What you should do
What is the number of lines below that contain the string "Krakau"? Give it and nothing else.

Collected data
[Start of section]
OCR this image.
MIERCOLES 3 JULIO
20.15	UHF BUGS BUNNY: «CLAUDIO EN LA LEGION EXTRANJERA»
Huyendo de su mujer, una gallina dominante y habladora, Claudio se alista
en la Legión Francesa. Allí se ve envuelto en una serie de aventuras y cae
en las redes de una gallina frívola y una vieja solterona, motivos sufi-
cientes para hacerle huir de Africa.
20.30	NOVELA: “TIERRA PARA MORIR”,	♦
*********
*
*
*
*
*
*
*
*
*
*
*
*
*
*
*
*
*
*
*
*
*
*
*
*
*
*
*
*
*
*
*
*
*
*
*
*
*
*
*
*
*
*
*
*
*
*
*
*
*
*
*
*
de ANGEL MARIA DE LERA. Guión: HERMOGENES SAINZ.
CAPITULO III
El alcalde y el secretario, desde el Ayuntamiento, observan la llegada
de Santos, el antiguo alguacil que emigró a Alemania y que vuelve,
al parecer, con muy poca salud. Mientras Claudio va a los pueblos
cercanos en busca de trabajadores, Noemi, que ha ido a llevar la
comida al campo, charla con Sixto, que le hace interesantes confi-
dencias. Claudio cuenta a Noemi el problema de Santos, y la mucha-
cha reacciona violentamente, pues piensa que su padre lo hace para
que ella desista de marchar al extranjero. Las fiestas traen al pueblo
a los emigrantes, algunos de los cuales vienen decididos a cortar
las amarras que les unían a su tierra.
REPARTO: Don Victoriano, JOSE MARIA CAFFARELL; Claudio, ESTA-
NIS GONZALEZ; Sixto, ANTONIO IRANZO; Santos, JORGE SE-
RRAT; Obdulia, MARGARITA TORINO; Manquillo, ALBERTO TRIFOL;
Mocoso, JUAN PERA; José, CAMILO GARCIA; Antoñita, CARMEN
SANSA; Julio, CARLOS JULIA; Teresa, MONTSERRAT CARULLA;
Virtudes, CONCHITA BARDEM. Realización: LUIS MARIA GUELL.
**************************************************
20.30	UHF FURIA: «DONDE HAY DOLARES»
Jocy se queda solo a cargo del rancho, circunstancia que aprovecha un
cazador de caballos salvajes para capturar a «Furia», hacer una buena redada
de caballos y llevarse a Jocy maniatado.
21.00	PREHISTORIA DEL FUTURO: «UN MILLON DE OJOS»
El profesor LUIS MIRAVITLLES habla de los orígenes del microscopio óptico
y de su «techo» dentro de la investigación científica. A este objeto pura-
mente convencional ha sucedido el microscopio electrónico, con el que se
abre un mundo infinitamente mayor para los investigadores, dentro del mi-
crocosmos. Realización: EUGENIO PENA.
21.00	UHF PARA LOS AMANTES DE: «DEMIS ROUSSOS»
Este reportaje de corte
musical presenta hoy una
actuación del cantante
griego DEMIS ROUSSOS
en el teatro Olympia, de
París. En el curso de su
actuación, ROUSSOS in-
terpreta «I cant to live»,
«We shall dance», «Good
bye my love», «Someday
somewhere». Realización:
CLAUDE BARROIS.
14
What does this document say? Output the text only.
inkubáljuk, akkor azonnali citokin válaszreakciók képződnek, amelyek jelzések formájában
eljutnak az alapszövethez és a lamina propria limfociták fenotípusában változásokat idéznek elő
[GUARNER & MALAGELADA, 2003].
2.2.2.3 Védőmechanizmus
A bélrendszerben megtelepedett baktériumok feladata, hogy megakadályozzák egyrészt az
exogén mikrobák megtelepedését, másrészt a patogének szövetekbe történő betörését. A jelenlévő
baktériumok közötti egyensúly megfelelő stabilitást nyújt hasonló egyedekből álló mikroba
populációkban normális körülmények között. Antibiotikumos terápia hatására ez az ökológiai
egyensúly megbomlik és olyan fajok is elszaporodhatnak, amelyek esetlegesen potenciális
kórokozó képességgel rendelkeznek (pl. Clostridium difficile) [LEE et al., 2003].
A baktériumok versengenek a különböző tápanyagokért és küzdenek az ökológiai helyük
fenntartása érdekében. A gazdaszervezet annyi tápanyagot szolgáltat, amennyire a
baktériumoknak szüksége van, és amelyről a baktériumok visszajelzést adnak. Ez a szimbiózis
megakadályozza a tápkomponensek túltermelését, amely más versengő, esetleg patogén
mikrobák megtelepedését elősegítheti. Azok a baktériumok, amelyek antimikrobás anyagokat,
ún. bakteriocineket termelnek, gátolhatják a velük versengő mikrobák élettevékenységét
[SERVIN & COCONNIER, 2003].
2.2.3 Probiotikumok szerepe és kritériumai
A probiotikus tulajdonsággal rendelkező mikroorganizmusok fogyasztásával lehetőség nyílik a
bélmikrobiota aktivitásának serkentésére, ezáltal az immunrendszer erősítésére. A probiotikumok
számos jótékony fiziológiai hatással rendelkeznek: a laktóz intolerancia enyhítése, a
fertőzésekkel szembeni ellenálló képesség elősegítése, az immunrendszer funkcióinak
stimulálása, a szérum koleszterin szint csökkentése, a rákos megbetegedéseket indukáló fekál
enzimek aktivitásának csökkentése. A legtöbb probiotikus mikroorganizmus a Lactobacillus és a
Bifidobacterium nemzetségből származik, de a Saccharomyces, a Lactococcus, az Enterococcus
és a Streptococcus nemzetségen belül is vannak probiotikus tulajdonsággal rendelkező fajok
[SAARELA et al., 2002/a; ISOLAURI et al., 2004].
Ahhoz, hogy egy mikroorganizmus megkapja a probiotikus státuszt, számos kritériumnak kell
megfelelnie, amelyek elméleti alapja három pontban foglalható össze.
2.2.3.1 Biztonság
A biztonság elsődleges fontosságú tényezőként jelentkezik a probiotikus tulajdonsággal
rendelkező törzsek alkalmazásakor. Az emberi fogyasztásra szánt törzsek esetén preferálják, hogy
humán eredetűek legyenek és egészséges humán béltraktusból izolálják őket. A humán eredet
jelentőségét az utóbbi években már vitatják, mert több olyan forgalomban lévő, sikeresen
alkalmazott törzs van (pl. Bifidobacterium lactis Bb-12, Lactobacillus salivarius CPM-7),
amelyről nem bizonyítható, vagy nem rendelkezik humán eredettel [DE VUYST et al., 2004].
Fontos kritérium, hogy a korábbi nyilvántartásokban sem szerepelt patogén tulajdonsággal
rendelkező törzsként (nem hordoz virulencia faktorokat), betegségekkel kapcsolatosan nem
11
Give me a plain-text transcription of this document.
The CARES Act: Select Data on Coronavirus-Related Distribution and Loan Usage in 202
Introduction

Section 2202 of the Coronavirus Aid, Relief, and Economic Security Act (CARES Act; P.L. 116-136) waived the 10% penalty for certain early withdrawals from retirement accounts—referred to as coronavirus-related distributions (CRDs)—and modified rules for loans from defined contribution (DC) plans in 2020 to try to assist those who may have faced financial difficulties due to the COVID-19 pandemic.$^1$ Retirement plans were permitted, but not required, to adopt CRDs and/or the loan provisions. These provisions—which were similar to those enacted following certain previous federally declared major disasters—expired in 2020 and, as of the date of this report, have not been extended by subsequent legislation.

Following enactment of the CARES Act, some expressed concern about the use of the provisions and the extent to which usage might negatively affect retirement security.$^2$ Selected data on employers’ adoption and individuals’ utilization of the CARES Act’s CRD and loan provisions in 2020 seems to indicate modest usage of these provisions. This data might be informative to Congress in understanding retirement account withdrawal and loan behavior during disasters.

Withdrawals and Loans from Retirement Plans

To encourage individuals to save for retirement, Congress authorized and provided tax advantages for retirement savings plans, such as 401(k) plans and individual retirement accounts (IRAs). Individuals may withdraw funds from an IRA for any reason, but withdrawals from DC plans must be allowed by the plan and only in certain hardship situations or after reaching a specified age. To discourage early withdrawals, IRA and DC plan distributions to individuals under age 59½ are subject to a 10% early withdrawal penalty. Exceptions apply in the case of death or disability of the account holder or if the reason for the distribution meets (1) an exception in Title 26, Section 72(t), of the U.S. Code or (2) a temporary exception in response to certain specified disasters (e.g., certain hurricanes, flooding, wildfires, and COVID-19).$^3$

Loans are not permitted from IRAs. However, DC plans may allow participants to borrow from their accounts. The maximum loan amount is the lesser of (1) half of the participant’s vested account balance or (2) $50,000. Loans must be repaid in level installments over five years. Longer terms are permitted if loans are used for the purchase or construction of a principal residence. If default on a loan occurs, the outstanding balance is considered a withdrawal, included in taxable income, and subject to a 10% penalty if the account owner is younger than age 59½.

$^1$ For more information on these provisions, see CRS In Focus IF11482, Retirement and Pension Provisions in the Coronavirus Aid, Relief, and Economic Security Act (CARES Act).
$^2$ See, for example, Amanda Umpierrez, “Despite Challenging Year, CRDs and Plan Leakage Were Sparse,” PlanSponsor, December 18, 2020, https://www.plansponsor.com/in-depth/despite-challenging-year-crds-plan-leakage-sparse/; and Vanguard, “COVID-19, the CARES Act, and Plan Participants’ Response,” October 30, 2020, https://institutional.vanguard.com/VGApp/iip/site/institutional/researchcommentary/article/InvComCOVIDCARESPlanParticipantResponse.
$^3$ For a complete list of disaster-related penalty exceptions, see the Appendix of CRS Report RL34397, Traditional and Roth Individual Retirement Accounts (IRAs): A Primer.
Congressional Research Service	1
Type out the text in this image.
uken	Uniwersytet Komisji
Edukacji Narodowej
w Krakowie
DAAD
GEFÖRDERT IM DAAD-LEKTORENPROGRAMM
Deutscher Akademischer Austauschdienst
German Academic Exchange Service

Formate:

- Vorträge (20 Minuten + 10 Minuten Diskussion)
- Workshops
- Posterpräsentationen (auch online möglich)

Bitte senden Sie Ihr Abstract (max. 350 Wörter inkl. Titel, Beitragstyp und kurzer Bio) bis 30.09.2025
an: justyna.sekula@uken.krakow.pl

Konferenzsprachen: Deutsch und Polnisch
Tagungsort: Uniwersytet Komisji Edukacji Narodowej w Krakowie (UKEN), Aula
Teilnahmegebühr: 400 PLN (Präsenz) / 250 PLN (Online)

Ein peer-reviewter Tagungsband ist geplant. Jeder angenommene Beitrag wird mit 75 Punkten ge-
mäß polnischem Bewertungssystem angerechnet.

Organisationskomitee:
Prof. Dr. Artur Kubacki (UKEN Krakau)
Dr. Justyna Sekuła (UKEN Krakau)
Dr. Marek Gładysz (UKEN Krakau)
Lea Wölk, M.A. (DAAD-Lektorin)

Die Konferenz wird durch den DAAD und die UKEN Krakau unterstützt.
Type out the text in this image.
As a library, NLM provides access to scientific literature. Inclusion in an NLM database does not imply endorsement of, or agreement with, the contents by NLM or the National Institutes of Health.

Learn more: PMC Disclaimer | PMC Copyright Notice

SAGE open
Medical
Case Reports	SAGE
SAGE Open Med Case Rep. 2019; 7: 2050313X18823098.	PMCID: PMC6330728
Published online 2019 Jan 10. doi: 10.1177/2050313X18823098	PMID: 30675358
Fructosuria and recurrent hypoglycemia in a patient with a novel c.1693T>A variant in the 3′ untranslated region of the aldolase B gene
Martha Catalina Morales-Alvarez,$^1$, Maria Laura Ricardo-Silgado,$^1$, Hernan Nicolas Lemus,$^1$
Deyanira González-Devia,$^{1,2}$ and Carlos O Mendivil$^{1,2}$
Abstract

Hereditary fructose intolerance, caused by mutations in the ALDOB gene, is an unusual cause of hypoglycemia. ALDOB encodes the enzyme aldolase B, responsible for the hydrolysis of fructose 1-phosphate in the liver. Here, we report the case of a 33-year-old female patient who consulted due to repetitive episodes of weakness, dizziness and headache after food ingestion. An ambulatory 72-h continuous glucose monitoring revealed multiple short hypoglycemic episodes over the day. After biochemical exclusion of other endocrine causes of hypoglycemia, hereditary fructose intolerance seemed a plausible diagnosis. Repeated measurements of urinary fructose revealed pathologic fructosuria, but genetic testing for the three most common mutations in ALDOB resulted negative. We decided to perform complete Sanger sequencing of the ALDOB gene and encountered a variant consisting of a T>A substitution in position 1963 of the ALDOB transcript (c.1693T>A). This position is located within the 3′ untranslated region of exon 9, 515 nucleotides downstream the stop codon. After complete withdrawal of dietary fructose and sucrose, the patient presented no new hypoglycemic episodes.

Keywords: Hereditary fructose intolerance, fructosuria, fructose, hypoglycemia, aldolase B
[End of section]
Answer box
4